Given instruction -
Scan the lines below for "SRMTID"; report the number of lines that contain it, and only that.

Task data -

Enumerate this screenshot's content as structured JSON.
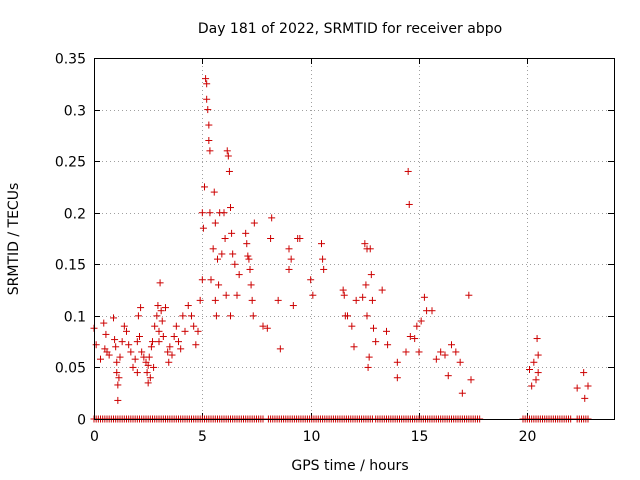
{
  "chart_data": {
    "type": "scatter",
    "title": "Day 181 of 2022, SRMTID for receiver abpo",
    "xlabel": "GPS time / hours",
    "ylabel": "SRMTID / TECUs",
    "xlim": [
      0,
      24
    ],
    "ylim": [
      0,
      0.35
    ],
    "xticks": [
      "0",
      "5",
      "10",
      "15",
      "20"
    ],
    "xtick_values": [
      0,
      5,
      10,
      15,
      20
    ],
    "yticks": [
      "0",
      "0.05",
      "0.1",
      "0.15",
      "0.2",
      "0.25",
      "0.3",
      "0.35"
    ],
    "ytick_values": [
      0,
      0.05,
      0.1,
      0.15,
      0.2,
      0.25,
      0.3,
      0.35
    ],
    "grid": true,
    "marker": "+",
    "color": "#cc0000",
    "series": [
      {
        "name": "SRMTID",
        "points": [
          [
            0.0,
            0.088
          ],
          [
            0.1,
            0.072
          ],
          [
            0.3,
            0.058
          ],
          [
            0.45,
            0.093
          ],
          [
            0.5,
            0.068
          ],
          [
            0.55,
            0.082
          ],
          [
            0.6,
            0.065
          ],
          [
            0.7,
            0.062
          ],
          [
            0.9,
            0.098
          ],
          [
            0.95,
            0.077
          ],
          [
            1.0,
            0.07
          ],
          [
            1.05,
            0.055
          ],
          [
            1.05,
            0.045
          ],
          [
            1.1,
            0.033
          ],
          [
            1.1,
            0.018
          ],
          [
            1.15,
            0.04
          ],
          [
            1.2,
            0.06
          ],
          [
            1.3,
            0.075
          ],
          [
            1.4,
            0.09
          ],
          [
            1.5,
            0.085
          ],
          [
            1.6,
            0.072
          ],
          [
            1.7,
            0.065
          ],
          [
            1.8,
            0.05
          ],
          [
            1.9,
            0.058
          ],
          [
            2.0,
            0.075
          ],
          [
            2.0,
            0.045
          ],
          [
            2.05,
            0.1
          ],
          [
            2.1,
            0.08
          ],
          [
            2.15,
            0.108
          ],
          [
            2.2,
            0.065
          ],
          [
            2.3,
            0.06
          ],
          [
            2.4,
            0.055
          ],
          [
            2.45,
            0.045
          ],
          [
            2.5,
            0.035
          ],
          [
            2.5,
            0.052
          ],
          [
            2.55,
            0.06
          ],
          [
            2.6,
            0.04
          ],
          [
            2.65,
            0.07
          ],
          [
            2.7,
            0.075
          ],
          [
            2.75,
            0.05
          ],
          [
            2.8,
            0.09
          ],
          [
            2.9,
            0.1
          ],
          [
            2.95,
            0.11
          ],
          [
            3.0,
            0.085
          ],
          [
            3.0,
            0.075
          ],
          [
            3.05,
            0.132
          ],
          [
            3.1,
            0.105
          ],
          [
            3.15,
            0.095
          ],
          [
            3.2,
            0.08
          ],
          [
            3.3,
            0.108
          ],
          [
            3.4,
            0.065
          ],
          [
            3.45,
            0.055
          ],
          [
            3.5,
            0.07
          ],
          [
            3.6,
            0.062
          ],
          [
            3.7,
            0.08
          ],
          [
            3.8,
            0.09
          ],
          [
            3.9,
            0.075
          ],
          [
            4.0,
            0.068
          ],
          [
            4.1,
            0.1
          ],
          [
            4.2,
            0.085
          ],
          [
            4.35,
            0.11
          ],
          [
            4.5,
            0.1
          ],
          [
            4.6,
            0.09
          ],
          [
            4.7,
            0.072
          ],
          [
            4.8,
            0.085
          ],
          [
            4.9,
            0.115
          ],
          [
            5.0,
            0.135
          ],
          [
            5.0,
            0.2
          ],
          [
            5.05,
            0.185
          ],
          [
            5.1,
            0.225
          ],
          [
            5.15,
            0.33
          ],
          [
            5.2,
            0.325
          ],
          [
            5.2,
            0.31
          ],
          [
            5.25,
            0.3
          ],
          [
            5.3,
            0.285
          ],
          [
            5.3,
            0.27
          ],
          [
            5.35,
            0.26
          ],
          [
            5.35,
            0.2
          ],
          [
            5.4,
            0.135
          ],
          [
            5.5,
            0.165
          ],
          [
            5.55,
            0.22
          ],
          [
            5.6,
            0.19
          ],
          [
            5.6,
            0.115
          ],
          [
            5.65,
            0.1
          ],
          [
            5.7,
            0.155
          ],
          [
            5.75,
            0.13
          ],
          [
            5.8,
            0.2
          ],
          [
            5.9,
            0.16
          ],
          [
            6.0,
            0.2
          ],
          [
            6.05,
            0.175
          ],
          [
            6.1,
            0.12
          ],
          [
            6.15,
            0.26
          ],
          [
            6.2,
            0.255
          ],
          [
            6.25,
            0.24
          ],
          [
            6.3,
            0.205
          ],
          [
            6.3,
            0.1
          ],
          [
            6.35,
            0.18
          ],
          [
            6.4,
            0.16
          ],
          [
            6.5,
            0.15
          ],
          [
            6.6,
            0.12
          ],
          [
            6.7,
            0.14
          ],
          [
            7.0,
            0.18
          ],
          [
            7.05,
            0.17
          ],
          [
            7.1,
            0.158
          ],
          [
            7.15,
            0.155
          ],
          [
            7.2,
            0.145
          ],
          [
            7.25,
            0.13
          ],
          [
            7.3,
            0.115
          ],
          [
            7.35,
            0.1
          ],
          [
            7.4,
            0.19
          ],
          [
            7.8,
            0.09
          ],
          [
            8.0,
            0.088
          ],
          [
            8.15,
            0.175
          ],
          [
            8.2,
            0.195
          ],
          [
            8.5,
            0.115
          ],
          [
            8.6,
            0.068
          ],
          [
            9.0,
            0.145
          ],
          [
            9.0,
            0.165
          ],
          [
            9.1,
            0.155
          ],
          [
            9.2,
            0.11
          ],
          [
            9.4,
            0.175
          ],
          [
            9.5,
            0.175
          ],
          [
            10.0,
            0.135
          ],
          [
            10.1,
            0.12
          ],
          [
            10.5,
            0.17
          ],
          [
            10.55,
            0.155
          ],
          [
            10.6,
            0.145
          ],
          [
            11.5,
            0.125
          ],
          [
            11.55,
            0.12
          ],
          [
            11.6,
            0.1
          ],
          [
            11.7,
            0.1
          ],
          [
            11.9,
            0.09
          ],
          [
            12.0,
            0.07
          ],
          [
            12.1,
            0.115
          ],
          [
            12.4,
            0.118
          ],
          [
            12.5,
            0.17
          ],
          [
            12.55,
            0.13
          ],
          [
            12.6,
            0.165
          ],
          [
            12.6,
            0.1
          ],
          [
            12.65,
            0.05
          ],
          [
            12.7,
            0.06
          ],
          [
            12.75,
            0.165
          ],
          [
            12.8,
            0.14
          ],
          [
            12.85,
            0.115
          ],
          [
            12.9,
            0.088
          ],
          [
            13.0,
            0.075
          ],
          [
            13.3,
            0.125
          ],
          [
            13.5,
            0.085
          ],
          [
            13.55,
            0.072
          ],
          [
            14.0,
            0.055
          ],
          [
            14.0,
            0.04
          ],
          [
            14.4,
            0.065
          ],
          [
            14.5,
            0.24
          ],
          [
            14.55,
            0.208
          ],
          [
            14.6,
            0.08
          ],
          [
            14.8,
            0.078
          ],
          [
            14.9,
            0.09
          ],
          [
            15.0,
            0.065
          ],
          [
            15.1,
            0.095
          ],
          [
            15.25,
            0.118
          ],
          [
            15.35,
            0.105
          ],
          [
            15.6,
            0.105
          ],
          [
            15.8,
            0.058
          ],
          [
            16.0,
            0.065
          ],
          [
            16.2,
            0.062
          ],
          [
            16.35,
            0.042
          ],
          [
            16.5,
            0.072
          ],
          [
            16.7,
            0.065
          ],
          [
            16.9,
            0.055
          ],
          [
            17.0,
            0.025
          ],
          [
            17.3,
            0.12
          ],
          [
            17.4,
            0.038
          ],
          [
            20.1,
            0.048
          ],
          [
            20.2,
            0.032
          ],
          [
            20.3,
            0.055
          ],
          [
            20.4,
            0.038
          ],
          [
            20.45,
            0.078
          ],
          [
            20.5,
            0.062
          ],
          [
            20.5,
            0.045
          ],
          [
            22.3,
            0.03
          ],
          [
            22.6,
            0.045
          ],
          [
            22.65,
            0.02
          ],
          [
            22.8,
            0.032
          ]
        ]
      }
    ],
    "zero_band": {
      "value": 0,
      "x_ranges": [
        [
          0,
          7.8
        ],
        [
          8.05,
          12.9
        ],
        [
          13.0,
          17.8
        ],
        [
          19.8,
          22.0
        ],
        [
          22.3,
          22.8
        ]
      ]
    }
  }
}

Response to the exercise -
3